Excerpts from a figure dataset:
* * * * * * *

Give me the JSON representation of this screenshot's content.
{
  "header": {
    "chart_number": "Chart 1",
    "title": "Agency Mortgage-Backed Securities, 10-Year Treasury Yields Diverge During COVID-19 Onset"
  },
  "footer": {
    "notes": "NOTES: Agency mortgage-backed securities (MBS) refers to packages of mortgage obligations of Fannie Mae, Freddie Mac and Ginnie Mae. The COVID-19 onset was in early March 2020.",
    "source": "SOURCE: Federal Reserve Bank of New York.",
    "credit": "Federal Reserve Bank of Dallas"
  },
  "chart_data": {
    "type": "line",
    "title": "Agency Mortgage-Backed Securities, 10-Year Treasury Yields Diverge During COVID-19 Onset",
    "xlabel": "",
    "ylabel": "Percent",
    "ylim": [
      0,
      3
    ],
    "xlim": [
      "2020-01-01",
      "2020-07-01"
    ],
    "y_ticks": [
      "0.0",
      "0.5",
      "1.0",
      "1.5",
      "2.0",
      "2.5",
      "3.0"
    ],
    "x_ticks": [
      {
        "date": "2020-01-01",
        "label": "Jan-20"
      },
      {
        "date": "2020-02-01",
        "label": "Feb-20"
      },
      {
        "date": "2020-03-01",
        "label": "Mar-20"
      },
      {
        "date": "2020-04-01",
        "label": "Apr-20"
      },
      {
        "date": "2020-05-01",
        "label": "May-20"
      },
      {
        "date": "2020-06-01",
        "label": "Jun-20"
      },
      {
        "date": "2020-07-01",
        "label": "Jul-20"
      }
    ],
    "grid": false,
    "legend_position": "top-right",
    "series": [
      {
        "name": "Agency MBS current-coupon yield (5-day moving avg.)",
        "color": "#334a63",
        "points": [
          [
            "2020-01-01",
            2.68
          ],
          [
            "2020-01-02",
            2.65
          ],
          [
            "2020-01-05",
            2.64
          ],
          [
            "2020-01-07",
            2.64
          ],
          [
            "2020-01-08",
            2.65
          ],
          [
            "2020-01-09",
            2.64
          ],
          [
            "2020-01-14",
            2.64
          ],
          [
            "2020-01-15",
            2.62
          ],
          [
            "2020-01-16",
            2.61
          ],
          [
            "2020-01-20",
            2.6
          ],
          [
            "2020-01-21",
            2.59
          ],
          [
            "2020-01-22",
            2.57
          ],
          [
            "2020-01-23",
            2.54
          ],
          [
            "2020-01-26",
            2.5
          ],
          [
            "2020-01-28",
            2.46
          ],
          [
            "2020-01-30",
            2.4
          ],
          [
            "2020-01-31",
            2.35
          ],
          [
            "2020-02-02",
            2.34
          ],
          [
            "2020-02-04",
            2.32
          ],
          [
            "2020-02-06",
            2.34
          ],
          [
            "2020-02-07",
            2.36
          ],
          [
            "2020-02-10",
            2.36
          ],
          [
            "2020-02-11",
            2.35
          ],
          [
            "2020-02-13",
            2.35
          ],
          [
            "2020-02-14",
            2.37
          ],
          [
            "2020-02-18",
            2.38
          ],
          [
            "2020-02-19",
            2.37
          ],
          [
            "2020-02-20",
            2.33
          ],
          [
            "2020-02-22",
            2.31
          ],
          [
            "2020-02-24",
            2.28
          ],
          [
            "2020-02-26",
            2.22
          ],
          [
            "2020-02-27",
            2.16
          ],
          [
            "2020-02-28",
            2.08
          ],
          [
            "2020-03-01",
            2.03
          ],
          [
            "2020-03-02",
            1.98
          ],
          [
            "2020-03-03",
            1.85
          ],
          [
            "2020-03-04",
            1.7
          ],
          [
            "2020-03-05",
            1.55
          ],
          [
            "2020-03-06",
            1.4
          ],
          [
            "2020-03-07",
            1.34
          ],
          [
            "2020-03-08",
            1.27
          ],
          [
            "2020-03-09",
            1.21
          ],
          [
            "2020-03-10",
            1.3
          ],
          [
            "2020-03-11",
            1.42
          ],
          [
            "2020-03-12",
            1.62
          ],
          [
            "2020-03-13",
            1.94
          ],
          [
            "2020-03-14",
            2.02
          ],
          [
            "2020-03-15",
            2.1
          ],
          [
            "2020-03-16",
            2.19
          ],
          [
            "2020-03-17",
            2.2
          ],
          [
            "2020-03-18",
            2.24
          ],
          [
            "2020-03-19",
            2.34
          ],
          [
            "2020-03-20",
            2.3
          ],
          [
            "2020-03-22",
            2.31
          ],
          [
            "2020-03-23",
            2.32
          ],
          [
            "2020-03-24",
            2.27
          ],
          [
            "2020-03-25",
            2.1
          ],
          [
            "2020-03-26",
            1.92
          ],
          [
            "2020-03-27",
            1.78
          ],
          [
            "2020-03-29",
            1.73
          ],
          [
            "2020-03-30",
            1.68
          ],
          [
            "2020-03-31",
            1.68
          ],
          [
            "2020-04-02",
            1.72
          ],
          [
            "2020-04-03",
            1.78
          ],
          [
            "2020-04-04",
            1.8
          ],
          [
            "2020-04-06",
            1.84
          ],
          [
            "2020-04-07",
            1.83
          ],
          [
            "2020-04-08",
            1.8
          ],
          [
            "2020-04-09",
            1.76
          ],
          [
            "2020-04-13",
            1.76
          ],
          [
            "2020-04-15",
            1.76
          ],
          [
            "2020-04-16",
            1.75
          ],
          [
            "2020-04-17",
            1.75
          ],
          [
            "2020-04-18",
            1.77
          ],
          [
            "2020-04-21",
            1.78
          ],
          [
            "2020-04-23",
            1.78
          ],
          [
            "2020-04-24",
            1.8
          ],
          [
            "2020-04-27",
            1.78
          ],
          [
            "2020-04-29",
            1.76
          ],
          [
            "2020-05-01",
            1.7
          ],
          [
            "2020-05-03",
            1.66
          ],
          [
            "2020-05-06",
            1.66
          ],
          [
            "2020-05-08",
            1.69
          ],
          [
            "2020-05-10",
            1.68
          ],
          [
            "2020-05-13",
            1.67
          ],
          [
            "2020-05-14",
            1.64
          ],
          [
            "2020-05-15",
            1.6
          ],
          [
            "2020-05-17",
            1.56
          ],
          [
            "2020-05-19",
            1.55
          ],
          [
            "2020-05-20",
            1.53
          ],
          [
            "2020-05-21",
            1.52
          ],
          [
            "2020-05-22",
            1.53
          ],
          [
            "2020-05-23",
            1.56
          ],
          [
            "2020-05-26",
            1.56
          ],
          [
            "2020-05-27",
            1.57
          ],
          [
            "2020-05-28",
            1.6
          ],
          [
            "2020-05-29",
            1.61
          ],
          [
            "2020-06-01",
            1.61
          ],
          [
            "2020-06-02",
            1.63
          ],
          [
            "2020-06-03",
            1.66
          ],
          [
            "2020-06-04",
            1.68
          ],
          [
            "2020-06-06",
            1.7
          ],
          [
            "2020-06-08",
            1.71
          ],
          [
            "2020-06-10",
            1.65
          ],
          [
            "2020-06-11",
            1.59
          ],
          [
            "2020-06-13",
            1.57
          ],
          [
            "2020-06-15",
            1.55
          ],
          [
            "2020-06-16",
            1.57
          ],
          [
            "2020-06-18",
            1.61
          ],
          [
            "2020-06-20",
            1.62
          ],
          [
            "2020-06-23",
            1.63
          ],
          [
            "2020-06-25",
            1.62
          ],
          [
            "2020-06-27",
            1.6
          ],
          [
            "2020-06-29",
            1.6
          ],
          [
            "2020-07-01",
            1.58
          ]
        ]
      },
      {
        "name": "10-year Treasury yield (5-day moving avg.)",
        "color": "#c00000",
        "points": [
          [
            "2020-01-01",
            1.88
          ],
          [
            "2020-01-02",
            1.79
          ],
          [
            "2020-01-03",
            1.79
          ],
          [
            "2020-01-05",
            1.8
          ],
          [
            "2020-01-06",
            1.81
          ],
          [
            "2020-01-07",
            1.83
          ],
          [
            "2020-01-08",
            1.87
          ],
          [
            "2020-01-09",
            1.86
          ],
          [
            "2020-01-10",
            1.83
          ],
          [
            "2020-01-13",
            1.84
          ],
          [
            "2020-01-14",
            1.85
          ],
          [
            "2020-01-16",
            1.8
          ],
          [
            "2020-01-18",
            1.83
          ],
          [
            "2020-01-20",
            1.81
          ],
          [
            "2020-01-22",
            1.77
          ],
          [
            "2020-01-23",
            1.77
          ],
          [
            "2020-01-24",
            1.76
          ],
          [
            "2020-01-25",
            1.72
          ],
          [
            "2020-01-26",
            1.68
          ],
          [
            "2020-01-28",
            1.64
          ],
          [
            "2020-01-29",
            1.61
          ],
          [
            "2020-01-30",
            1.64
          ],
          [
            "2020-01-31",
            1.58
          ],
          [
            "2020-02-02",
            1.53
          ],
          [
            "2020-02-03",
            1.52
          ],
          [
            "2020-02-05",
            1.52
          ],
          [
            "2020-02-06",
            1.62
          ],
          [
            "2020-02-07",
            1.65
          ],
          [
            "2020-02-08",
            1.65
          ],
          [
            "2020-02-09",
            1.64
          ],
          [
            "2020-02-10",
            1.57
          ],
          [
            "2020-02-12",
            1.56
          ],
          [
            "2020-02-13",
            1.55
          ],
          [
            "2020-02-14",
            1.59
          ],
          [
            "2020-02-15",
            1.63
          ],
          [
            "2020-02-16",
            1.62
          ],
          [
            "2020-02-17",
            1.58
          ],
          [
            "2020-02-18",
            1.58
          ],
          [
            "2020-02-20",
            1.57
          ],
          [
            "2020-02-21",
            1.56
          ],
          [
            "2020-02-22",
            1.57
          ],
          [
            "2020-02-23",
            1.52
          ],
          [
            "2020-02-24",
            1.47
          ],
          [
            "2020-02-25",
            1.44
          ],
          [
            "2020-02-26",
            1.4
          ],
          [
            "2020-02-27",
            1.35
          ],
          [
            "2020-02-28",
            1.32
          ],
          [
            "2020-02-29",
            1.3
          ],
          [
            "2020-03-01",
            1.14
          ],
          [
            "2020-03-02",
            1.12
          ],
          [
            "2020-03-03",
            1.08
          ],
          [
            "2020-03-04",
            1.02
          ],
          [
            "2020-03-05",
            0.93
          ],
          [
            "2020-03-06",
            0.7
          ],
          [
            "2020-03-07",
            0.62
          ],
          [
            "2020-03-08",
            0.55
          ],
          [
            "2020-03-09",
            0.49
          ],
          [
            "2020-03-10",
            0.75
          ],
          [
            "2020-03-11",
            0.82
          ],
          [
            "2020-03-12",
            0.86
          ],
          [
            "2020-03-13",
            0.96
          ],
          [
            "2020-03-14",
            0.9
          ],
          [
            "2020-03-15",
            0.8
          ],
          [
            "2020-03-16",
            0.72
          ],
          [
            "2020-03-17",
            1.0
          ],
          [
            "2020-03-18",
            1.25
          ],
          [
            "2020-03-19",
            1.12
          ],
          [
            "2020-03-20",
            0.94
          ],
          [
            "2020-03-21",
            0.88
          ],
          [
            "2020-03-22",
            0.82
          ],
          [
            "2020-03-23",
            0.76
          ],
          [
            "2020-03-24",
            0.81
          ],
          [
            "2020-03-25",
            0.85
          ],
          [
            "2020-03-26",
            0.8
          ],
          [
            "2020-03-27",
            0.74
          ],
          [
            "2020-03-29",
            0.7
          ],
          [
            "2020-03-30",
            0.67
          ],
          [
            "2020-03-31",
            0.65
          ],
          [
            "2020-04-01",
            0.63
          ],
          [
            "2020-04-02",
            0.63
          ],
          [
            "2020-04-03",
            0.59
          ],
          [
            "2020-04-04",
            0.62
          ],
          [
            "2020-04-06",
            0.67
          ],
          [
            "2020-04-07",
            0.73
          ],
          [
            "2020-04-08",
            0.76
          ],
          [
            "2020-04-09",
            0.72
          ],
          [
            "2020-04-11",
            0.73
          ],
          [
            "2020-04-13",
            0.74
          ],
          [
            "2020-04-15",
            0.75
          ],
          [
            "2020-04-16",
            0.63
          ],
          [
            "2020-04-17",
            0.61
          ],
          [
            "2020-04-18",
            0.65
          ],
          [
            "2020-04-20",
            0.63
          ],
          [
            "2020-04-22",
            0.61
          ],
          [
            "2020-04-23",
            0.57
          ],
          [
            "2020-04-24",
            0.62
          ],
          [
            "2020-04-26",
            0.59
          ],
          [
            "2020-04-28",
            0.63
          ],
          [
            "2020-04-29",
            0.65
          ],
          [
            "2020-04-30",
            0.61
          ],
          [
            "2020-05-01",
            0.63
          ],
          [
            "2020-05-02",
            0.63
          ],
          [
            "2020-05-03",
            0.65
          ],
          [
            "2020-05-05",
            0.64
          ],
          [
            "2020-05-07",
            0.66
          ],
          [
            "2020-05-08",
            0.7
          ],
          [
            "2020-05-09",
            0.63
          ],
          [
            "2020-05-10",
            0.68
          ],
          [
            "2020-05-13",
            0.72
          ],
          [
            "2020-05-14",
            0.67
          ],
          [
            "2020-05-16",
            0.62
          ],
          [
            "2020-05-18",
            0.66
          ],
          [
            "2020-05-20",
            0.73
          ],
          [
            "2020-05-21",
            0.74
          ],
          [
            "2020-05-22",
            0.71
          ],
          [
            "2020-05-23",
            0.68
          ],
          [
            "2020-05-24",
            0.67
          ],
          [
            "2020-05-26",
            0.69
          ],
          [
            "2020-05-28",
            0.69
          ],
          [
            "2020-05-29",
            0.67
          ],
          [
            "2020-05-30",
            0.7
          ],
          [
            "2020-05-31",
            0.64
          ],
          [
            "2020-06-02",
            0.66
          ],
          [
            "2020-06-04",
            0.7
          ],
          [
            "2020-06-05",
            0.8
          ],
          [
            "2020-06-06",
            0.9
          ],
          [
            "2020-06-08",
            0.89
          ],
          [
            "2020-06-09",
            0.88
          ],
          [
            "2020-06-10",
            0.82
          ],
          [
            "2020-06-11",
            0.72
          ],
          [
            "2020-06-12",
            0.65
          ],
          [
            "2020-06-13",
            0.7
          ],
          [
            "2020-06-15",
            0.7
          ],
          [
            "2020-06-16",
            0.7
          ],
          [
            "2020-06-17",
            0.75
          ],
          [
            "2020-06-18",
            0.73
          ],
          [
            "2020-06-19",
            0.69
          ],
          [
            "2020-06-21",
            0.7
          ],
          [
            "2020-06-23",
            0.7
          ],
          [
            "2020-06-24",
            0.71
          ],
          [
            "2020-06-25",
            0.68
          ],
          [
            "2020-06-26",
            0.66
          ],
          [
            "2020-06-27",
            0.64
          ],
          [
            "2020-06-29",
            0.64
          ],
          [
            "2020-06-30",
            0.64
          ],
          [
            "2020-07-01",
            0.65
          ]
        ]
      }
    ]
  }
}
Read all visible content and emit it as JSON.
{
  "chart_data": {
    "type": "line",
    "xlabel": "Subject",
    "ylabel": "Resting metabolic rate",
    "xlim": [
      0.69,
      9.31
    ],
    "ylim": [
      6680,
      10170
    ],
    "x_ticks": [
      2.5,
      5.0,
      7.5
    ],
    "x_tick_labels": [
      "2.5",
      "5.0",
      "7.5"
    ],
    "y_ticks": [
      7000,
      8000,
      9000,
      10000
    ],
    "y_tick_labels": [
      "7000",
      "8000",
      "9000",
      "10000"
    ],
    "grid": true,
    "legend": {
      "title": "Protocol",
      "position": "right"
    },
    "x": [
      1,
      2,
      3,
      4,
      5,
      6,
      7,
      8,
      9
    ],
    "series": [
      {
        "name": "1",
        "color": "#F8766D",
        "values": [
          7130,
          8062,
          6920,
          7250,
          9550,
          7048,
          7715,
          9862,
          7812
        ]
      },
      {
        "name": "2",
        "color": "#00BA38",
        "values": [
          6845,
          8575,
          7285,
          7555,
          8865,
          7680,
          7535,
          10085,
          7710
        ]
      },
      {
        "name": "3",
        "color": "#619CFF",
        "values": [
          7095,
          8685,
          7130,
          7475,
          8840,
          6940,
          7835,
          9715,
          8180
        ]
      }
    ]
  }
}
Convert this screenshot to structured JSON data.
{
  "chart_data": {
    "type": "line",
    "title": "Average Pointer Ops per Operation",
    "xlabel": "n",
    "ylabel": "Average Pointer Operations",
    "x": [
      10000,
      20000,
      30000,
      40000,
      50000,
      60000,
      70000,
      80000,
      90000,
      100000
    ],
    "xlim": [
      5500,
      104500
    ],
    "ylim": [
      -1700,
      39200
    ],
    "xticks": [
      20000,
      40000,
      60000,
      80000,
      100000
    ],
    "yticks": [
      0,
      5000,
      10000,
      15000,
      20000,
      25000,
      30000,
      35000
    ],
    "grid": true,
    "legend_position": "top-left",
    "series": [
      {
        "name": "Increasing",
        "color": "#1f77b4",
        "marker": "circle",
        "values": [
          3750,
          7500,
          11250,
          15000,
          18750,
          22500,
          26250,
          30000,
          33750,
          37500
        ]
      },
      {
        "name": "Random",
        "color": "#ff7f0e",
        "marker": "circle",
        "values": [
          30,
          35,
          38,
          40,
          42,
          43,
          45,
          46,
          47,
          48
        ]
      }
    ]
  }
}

* * * * * * *

- Aim of the exercise -
Using the listing above, list every line in which the string "JSON" occurs.

- Complete response -
Give me the JSON representation of this screenshot's content.
Read all visible content and emit it as JSON.
Convert this screenshot to structured JSON data.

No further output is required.